Copy the records below exactly, leaving out every picture.

— Begin Extracted records —

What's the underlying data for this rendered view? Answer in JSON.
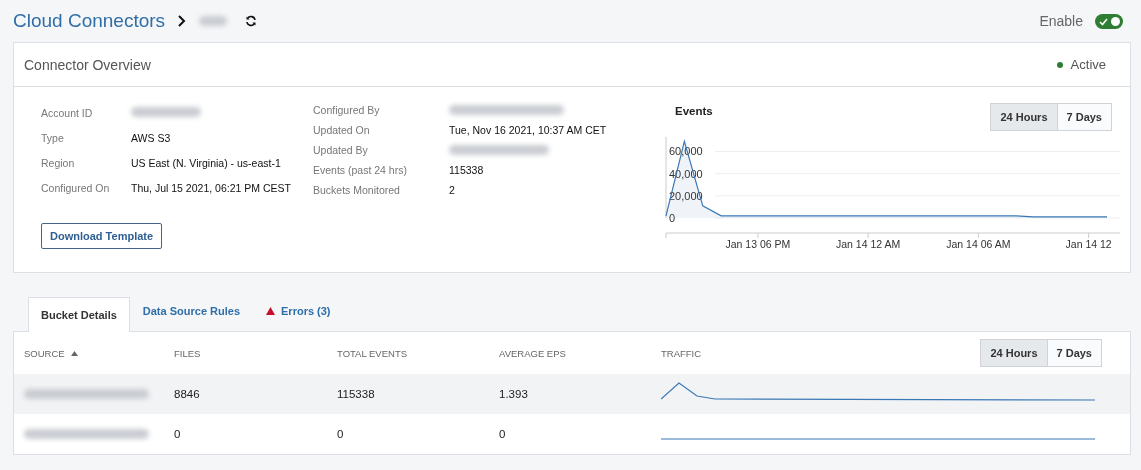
{
  "header": {
    "breadcrumb": "Cloud Connectors",
    "current": {
      "redacted": true
    },
    "enable_label": "Enable",
    "enabled": true
  },
  "overview": {
    "title": "Connector Overview",
    "status": {
      "label": "Active",
      "color": "#2e7d32"
    },
    "left_fields": [
      {
        "label": "Account ID",
        "redacted": true
      },
      {
        "label": "Type",
        "value": "AWS S3",
        "redacted": false
      },
      {
        "label": "Region",
        "value": "US East (N. Virginia) - us-east-1",
        "redacted": false
      },
      {
        "label": "Configured On",
        "value": "Thu, Jul 15 2021, 06:21 PM CEST",
        "redacted": false
      }
    ],
    "right_fields": [
      {
        "label": "Configured By",
        "redacted": true
      },
      {
        "label": "Updated On",
        "value": "Tue, Nov 16 2021, 10:37 AM CET",
        "redacted": false
      },
      {
        "label": "Updated By",
        "redacted": true
      },
      {
        "label": "Events (past 24 hrs)",
        "value": "115338",
        "redacted": false
      },
      {
        "label": "Buckets Monitored",
        "value": "2",
        "redacted": false
      }
    ],
    "download_button": "Download Template",
    "events": {
      "title": "Events",
      "ranges": [
        {
          "label": "24 Hours",
          "selected": true
        },
        {
          "label": "7 Days",
          "selected": false
        }
      ],
      "chart_data": {
        "type": "area",
        "categories": [
          null,
          null,
          null,
          null,
          null,
          "Jan 13 06 PM",
          null,
          null,
          null,
          null,
          null,
          "Jan 14 12 AM",
          null,
          null,
          null,
          null,
          null,
          "Jan 14 06 AM",
          null,
          null,
          null,
          null,
          null,
          "Jan 14 12",
          null
        ],
        "values": [
          2000,
          69000,
          11000,
          2000,
          2000,
          2000,
          2000,
          2000,
          2000,
          2000,
          2000,
          2000,
          2000,
          2000,
          2000,
          2000,
          2000,
          2000,
          2000,
          2000,
          1000,
          1000,
          1000,
          1000,
          1000
        ],
        "ylim": [
          0,
          73000
        ],
        "grid": true,
        "yticks": [
          {
            "value": 0,
            "label": "0"
          },
          {
            "value": 20000,
            "label": "20,000"
          },
          {
            "value": 40000,
            "label": "40,000"
          },
          {
            "value": 60000,
            "label": "60,000"
          }
        ]
      }
    }
  },
  "tabs": [
    {
      "label": "Bucket Details",
      "selected": true,
      "warning": false
    },
    {
      "label": "Data Source Rules",
      "selected": false,
      "warning": false
    },
    {
      "label": "Errors (3)",
      "selected": false,
      "warning": true
    }
  ],
  "table": {
    "columns": [
      {
        "label": "SOURCE",
        "sorted": true
      },
      {
        "label": "FILES",
        "sorted": false
      },
      {
        "label": "TOTAL EVENTS",
        "sorted": false
      },
      {
        "label": "AVERAGE EPS",
        "sorted": false
      },
      {
        "label": "TRAFFIC",
        "sorted": false
      }
    ],
    "ranges": [
      {
        "label": "24 Hours",
        "selected": true
      },
      {
        "label": "7 Days",
        "selected": false
      }
    ],
    "rows": [
      {
        "source": {
          "redacted": true
        },
        "files": "8846",
        "total_events": "115338",
        "average_eps": "1.393",
        "highlighted": true
      },
      {
        "source": {
          "redacted": true
        },
        "files": "0",
        "total_events": "0",
        "average_eps": "0",
        "highlighted": false
      }
    ]
  }
}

— End Extracted records —

• **Correct result**
What's the underlying data for this rendered view? Answer in JSON.
{
  "header": {
    "breadcrumb": "Cloud Connectors",
    "current": {
      "redacted": true
    },
    "enable_label": "Enable",
    "enabled": true
  },
  "overview": {
    "title": "Connector Overview",
    "status": {
      "label": "Active",
      "color": "#2e7d32"
    },
    "left_fields": [
      {
        "label": "Account ID",
        "redacted": true
      },
      {
        "label": "Type",
        "value": "AWS S3",
        "redacted": false
      },
      {
        "label": "Region",
        "value": "US East (N. Virginia) - us-east-1",
        "redacted": false
      },
      {
        "label": "Configured On",
        "value": "Thu, Jul 15 2021, 06:21 PM CEST",
        "redacted": false
      }
    ],
    "right_fields": [
      {
        "label": "Configured By",
        "redacted": true
      },
      {
        "label": "Updated On",
        "value": "Tue, Nov 16 2021, 10:37 AM CET",
        "redacted": false
      },
      {
        "label": "Updated By",
        "redacted": true
      },
      {
        "label": "Events (past 24 hrs)",
        "value": "115338",
        "redacted": false
      },
      {
        "label": "Buckets Monitored",
        "value": "2",
        "redacted": false
      }
    ],
    "download_button": "Download Template",
    "events": {
      "title": "Events",
      "ranges": [
        {
          "label": "24 Hours",
          "selected": true
        },
        {
          "label": "7 Days",
          "selected": false
        }
      ],
      "chart_data": {
        "type": "area",
        "categories": [
          null,
          null,
          null,
          null,
          null,
          "Jan 13 06 PM",
          null,
          null,
          null,
          null,
          null,
          "Jan 14 12 AM",
          null,
          null,
          null,
          null,
          null,
          "Jan 14 06 AM",
          null,
          null,
          null,
          null,
          null,
          "Jan 14 12",
          null
        ],
        "values": [
          2000,
          69000,
          11000,
          2000,
          2000,
          2000,
          2000,
          2000,
          2000,
          2000,
          2000,
          2000,
          2000,
          2000,
          2000,
          2000,
          2000,
          2000,
          2000,
          2000,
          1000,
          1000,
          1000,
          1000,
          1000
        ],
        "ylim": [
          0,
          73000
        ],
        "grid": true,
        "yticks": [
          {
            "value": 0,
            "label": "0"
          },
          {
            "value": 20000,
            "label": "20,000"
          },
          {
            "value": 40000,
            "label": "40,000"
          },
          {
            "value": 60000,
            "label": "60,000"
          }
        ]
      }
    }
  },
  "tabs": [
    {
      "label": "Bucket Details",
      "selected": true,
      "warning": false
    },
    {
      "label": "Data Source Rules",
      "selected": false,
      "warning": false
    },
    {
      "label": "Errors (3)",
      "selected": false,
      "warning": true
    }
  ],
  "table": {
    "columns": [
      {
        "label": "SOURCE",
        "sorted": true
      },
      {
        "label": "FILES",
        "sorted": false
      },
      {
        "label": "TOTAL EVENTS",
        "sorted": false
      },
      {
        "label": "AVERAGE EPS",
        "sorted": false
      },
      {
        "label": "TRAFFIC",
        "sorted": false
      }
    ],
    "ranges": [
      {
        "label": "24 Hours",
        "selected": true
      },
      {
        "label": "7 Days",
        "selected": false
      }
    ],
    "rows": [
      {
        "source": {
          "redacted": true
        },
        "files": "8846",
        "total_events": "115338",
        "average_eps": "1.393",
        "highlighted": true
      },
      {
        "source": {
          "redacted": true
        },
        "files": "0",
        "total_events": "0",
        "average_eps": "0",
        "highlighted": false
      }
    ]
  }
}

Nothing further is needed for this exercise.